Essen III is an electoral constituency (German: Wahlkreis) represented in the Bundestag. It elects one member via first-past-the-post voting. Under the current constituency numbering system, it is designated as constituency 120. It is located in the Ruhr region of North Rhine-Westphalia, comprising the southern part of the city of Essen.

Essen III was created for the inaugural 1949 federal election. Since 2013, it has been represented by Matthias Hauer of the Christian Democratic Union (CDU).

Geography
Essen III is located in the Ruhr region of North Rhine-Westphalia. As of the 2021 federal election, it comprises the Stadtbezirke II (Rüttenscheid/Bergerhausen), III (Essen-West), VIII (Essen-Ruhrhalbinsel), and IX (Werden/Kettwig/Bredeney) from the independent city of Essen.

History
Essen III was created in 1949. In the 1949 election, it was North Rhine-Westphalia constituency 32 in the numbering system. From 1953 through 1961, it was number 91. From 1965 through 1976, it was number 89. From 1980 through 1998, it was number 90. From 2002 through 2009, it was number 121. Since 2013, it has been number 120.

Originally, the constituency comprised the southern parts of the city of Essen. From 1980 through 1998, it comprised Stadtbezirke I (Stadtmitte/Frillendorf), II (Rüttenscheid/Bergerhausen), VIII (Essen-Ruhrhalbinsel), and IX (Werden/Kettwig/Bredeney). It acquired its current borders in the 2002 election.

(Data items)
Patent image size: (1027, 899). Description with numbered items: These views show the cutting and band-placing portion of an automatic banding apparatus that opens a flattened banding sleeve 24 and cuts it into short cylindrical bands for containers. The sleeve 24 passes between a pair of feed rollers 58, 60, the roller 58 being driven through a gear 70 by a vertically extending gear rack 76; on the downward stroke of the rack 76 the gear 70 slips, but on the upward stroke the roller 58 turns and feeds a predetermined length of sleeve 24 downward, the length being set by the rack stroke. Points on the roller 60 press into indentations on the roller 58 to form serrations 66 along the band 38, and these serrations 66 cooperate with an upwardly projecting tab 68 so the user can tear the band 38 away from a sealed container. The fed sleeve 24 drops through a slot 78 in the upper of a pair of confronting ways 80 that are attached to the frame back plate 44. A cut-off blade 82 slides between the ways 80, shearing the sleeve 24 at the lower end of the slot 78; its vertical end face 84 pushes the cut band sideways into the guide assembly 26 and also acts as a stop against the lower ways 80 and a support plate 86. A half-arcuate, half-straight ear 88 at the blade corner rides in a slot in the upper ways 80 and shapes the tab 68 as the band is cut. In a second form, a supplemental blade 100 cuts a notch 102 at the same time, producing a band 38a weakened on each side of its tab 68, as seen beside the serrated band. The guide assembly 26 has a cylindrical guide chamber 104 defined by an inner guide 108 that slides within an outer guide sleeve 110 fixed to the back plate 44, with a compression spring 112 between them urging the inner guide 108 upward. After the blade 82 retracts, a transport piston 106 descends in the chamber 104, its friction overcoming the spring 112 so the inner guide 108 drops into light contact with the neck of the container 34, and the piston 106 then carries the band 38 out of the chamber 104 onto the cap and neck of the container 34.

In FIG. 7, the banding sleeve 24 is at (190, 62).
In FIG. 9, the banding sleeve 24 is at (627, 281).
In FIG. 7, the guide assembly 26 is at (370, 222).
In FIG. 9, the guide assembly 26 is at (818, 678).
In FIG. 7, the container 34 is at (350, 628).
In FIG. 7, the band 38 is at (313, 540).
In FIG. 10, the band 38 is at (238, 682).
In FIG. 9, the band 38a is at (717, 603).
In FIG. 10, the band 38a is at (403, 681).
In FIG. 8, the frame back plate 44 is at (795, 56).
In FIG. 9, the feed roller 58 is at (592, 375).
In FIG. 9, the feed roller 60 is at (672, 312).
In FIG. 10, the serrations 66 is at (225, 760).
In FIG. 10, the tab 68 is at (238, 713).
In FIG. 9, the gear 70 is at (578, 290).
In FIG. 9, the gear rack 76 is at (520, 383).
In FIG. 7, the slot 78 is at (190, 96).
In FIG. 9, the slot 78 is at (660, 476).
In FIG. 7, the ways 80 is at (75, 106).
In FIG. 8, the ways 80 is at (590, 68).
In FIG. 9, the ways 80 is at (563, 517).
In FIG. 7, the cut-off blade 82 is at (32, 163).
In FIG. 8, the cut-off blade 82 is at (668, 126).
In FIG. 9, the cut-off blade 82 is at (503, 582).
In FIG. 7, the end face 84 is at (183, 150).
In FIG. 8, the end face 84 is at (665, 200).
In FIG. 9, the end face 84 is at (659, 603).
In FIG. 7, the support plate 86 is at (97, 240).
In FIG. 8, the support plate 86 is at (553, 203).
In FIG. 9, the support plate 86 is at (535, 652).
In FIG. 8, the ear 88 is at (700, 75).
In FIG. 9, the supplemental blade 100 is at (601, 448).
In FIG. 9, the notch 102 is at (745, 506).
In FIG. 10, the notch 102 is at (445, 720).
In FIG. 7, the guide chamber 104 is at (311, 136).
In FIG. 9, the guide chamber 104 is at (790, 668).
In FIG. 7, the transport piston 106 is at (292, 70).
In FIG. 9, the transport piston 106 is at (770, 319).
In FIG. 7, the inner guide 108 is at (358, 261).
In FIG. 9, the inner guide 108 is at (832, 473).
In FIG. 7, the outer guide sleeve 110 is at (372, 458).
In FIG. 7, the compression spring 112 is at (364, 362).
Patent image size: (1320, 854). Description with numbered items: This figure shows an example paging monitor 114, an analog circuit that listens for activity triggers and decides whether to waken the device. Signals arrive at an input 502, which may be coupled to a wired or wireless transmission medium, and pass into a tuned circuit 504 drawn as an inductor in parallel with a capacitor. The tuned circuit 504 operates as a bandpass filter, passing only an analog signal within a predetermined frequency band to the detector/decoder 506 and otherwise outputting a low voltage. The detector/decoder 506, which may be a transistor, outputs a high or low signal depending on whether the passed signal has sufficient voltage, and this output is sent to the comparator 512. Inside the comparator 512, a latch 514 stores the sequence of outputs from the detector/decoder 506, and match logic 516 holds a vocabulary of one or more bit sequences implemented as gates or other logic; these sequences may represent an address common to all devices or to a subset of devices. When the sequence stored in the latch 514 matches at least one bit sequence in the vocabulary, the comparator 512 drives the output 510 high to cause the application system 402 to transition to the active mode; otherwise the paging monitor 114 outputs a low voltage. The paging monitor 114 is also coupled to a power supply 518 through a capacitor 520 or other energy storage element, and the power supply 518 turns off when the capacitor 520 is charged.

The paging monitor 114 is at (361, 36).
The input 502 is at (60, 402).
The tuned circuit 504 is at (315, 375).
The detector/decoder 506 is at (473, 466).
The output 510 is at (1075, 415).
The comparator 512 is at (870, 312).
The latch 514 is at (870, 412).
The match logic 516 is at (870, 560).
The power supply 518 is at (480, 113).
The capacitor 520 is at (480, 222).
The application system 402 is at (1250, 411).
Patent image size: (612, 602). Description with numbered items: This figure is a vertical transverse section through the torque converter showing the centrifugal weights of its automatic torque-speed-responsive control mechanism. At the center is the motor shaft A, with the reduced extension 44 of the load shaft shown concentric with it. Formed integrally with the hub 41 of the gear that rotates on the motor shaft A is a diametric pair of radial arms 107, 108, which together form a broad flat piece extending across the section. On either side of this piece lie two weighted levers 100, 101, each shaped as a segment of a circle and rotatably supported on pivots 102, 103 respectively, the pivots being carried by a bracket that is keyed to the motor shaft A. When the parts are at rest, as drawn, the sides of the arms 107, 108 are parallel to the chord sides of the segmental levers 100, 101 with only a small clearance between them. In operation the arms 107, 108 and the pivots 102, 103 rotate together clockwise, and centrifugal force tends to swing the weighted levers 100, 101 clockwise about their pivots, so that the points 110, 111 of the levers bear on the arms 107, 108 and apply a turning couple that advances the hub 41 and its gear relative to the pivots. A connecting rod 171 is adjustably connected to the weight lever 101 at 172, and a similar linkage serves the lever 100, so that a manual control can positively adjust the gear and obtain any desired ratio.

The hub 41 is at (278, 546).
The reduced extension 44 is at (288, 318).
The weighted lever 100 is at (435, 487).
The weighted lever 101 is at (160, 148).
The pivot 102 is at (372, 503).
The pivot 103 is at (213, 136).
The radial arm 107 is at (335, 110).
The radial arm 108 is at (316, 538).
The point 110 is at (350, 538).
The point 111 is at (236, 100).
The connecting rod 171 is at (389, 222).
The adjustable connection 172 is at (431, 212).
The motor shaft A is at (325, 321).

Your task:
Pick up the Essen III constituency article where it ends and write the next part.

Answer for this exercise:
Members
The constituency was first represented by Jakob Kaiser of the Christian Democratic Union (CDU) from 1949 to 1957, followed by party fellow Hans Toussaint from 1957 to 1969. Antje Huber of the Social Democratic Party (SPD) was elected in 1969, and served until the 1983 election, when Paul Hoffacker of the CDU held it for a single term. Ingrid Becker-Inglau regained it for the SPD in 1987, serving until 2002. Hans-Günter Bruckmann then served a single term from 2002 to 2005, followed by fellow SPD member Petra Hinz from 2005 to 2013. Matthias Hauer of the CDU was elected representative in 2013, and re-elected in 2017 and 2021.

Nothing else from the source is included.